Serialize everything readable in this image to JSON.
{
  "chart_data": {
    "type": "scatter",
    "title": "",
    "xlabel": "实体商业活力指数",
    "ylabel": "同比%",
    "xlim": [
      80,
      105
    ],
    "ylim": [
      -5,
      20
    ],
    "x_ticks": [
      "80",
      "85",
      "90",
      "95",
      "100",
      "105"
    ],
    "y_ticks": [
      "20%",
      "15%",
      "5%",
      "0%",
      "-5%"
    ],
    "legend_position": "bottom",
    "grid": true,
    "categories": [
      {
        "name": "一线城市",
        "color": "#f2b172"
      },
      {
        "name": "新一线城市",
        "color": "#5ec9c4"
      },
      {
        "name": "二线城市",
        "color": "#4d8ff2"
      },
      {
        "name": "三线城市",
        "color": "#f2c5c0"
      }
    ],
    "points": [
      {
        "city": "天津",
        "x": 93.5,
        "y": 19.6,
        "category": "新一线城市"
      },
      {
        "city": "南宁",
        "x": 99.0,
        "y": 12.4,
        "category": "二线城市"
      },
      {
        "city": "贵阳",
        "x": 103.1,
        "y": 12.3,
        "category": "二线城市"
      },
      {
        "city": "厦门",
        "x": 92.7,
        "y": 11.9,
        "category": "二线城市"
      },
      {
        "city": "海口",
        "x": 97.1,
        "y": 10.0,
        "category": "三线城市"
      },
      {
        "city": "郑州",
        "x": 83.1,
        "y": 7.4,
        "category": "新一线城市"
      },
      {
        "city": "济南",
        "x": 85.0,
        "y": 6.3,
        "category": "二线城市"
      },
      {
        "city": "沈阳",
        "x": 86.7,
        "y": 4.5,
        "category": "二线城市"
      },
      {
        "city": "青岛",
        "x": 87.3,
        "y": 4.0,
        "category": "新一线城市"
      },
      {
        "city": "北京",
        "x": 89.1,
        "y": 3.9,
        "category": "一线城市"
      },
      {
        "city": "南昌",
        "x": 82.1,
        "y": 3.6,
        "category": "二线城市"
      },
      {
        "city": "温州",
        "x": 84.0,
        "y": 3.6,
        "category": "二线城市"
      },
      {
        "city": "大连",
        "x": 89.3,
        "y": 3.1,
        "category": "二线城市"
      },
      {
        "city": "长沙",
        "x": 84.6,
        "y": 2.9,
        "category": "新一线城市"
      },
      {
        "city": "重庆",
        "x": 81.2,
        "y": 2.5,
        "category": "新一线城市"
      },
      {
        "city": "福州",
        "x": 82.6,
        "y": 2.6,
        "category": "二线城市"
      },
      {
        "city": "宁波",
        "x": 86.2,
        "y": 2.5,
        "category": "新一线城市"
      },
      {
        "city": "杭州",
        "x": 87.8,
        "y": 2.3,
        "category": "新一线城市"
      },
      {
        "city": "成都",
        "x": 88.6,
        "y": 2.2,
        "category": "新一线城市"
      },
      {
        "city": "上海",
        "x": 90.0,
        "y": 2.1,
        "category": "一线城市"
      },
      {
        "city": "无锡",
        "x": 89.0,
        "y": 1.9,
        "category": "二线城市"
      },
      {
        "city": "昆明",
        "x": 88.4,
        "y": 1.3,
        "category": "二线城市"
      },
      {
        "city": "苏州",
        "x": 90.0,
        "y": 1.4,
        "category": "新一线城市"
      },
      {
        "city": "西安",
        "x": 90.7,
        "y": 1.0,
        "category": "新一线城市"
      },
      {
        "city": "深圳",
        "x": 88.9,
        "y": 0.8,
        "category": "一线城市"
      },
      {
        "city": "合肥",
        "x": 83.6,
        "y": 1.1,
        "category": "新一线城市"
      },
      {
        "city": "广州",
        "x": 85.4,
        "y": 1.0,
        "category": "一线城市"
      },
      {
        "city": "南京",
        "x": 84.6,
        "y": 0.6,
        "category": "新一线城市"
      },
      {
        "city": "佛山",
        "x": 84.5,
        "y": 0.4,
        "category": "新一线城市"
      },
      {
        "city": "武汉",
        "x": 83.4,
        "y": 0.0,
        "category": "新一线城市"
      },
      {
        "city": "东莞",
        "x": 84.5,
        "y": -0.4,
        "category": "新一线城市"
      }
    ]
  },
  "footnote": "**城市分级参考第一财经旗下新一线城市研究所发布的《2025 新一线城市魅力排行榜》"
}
━━━━━━━━
* [WHAT IS NEEDED] The entries above must be returned in full, exactly as shown.

* [EXERCISE RESPONSE]
Serialize everything readable in this image to JSON.
{
  "chart_data": {
    "type": "scatter",
    "title": "",
    "xlabel": "实体商业活力指数",
    "ylabel": "同比%",
    "xlim": [
      80,
      105
    ],
    "ylim": [
      -5,
      20
    ],
    "x_ticks": [
      "80",
      "85",
      "90",
      "95",
      "100",
      "105"
    ],
    "y_ticks": [
      "20%",
      "15%",
      "5%",
      "0%",
      "-5%"
    ],
    "legend_position": "bottom",
    "grid": true,
    "categories": [
      {
        "name": "一线城市",
        "color": "#f2b172"
      },
      {
        "name": "新一线城市",
        "color": "#5ec9c4"
      },
      {
        "name": "二线城市",
        "color": "#4d8ff2"
      },
      {
        "name": "三线城市",
        "color": "#f2c5c0"
      }
    ],
    "points": [
      {
        "city": "天津",
        "x": 93.5,
        "y": 19.6,
        "category": "新一线城市"
      },
      {
        "city": "南宁",
        "x": 99.0,
        "y": 12.4,
        "category": "二线城市"
      },
      {
        "city": "贵阳",
        "x": 103.1,
        "y": 12.3,
        "category": "二线城市"
      },
      {
        "city": "厦门",
        "x": 92.7,
        "y": 11.9,
        "category": "二线城市"
      },
      {
        "city": "海口",
        "x": 97.1,
        "y": 10.0,
        "category": "三线城市"
      },
      {
        "city": "郑州",
        "x": 83.1,
        "y": 7.4,
        "category": "新一线城市"
      },
      {
        "city": "济南",
        "x": 85.0,
        "y": 6.3,
        "category": "二线城市"
      },
      {
        "city": "沈阳",
        "x": 86.7,
        "y": 4.5,
        "category": "二线城市"
      },
      {
        "city": "青岛",
        "x": 87.3,
        "y": 4.0,
        "category": "新一线城市"
      },
      {
        "city": "北京",
        "x": 89.1,
        "y": 3.9,
        "category": "一线城市"
      },
      {
        "city": "南昌",
        "x": 82.1,
        "y": 3.6,
        "category": "二线城市"
      },
      {
        "city": "温州",
        "x": 84.0,
        "y": 3.6,
        "category": "二线城市"
      },
      {
        "city": "大连",
        "x": 89.3,
        "y": 3.1,
        "category": "二线城市"
      },
      {
        "city": "长沙",
        "x": 84.6,
        "y": 2.9,
        "category": "新一线城市"
      },
      {
        "city": "重庆",
        "x": 81.2,
        "y": 2.5,
        "category": "新一线城市"
      },
      {
        "city": "福州",
        "x": 82.6,
        "y": 2.6,
        "category": "二线城市"
      },
      {
        "city": "宁波",
        "x": 86.2,
        "y": 2.5,
        "category": "新一线城市"
      },
      {
        "city": "杭州",
        "x": 87.8,
        "y": 2.3,
        "category": "新一线城市"
      },
      {
        "city": "成都",
        "x": 88.6,
        "y": 2.2,
        "category": "新一线城市"
      },
      {
        "city": "上海",
        "x": 90.0,
        "y": 2.1,
        "category": "一线城市"
      },
      {
        "city": "无锡",
        "x": 89.0,
        "y": 1.9,
        "category": "二线城市"
      },
      {
        "city": "昆明",
        "x": 88.4,
        "y": 1.3,
        "category": "二线城市"
      },
      {
        "city": "苏州",
        "x": 90.0,
        "y": 1.4,
        "category": "新一线城市"
      },
      {
        "city": "西安",
        "x": 90.7,
        "y": 1.0,
        "category": "新一线城市"
      },
      {
        "city": "深圳",
        "x": 88.9,
        "y": 0.8,
        "category": "一线城市"
      },
      {
        "city": "合肥",
        "x": 83.6,
        "y": 1.1,
        "category": "新一线城市"
      },
      {
        "city": "广州",
        "x": 85.4,
        "y": 1.0,
        "category": "一线城市"
      },
      {
        "city": "南京",
        "x": 84.6,
        "y": 0.6,
        "category": "新一线城市"
      },
      {
        "city": "佛山",
        "x": 84.5,
        "y": 0.4,
        "category": "新一线城市"
      },
      {
        "city": "武汉",
        "x": 83.4,
        "y": 0.0,
        "category": "新一线城市"
      },
      {
        "city": "东莞",
        "x": 84.5,
        "y": -0.4,
        "category": "新一线城市"
      }
    ]
  },
  "footnote": "**城市分级参考第一财经旗下新一线城市研究所发布的《2025 新一线城市魅力排行榜》"
}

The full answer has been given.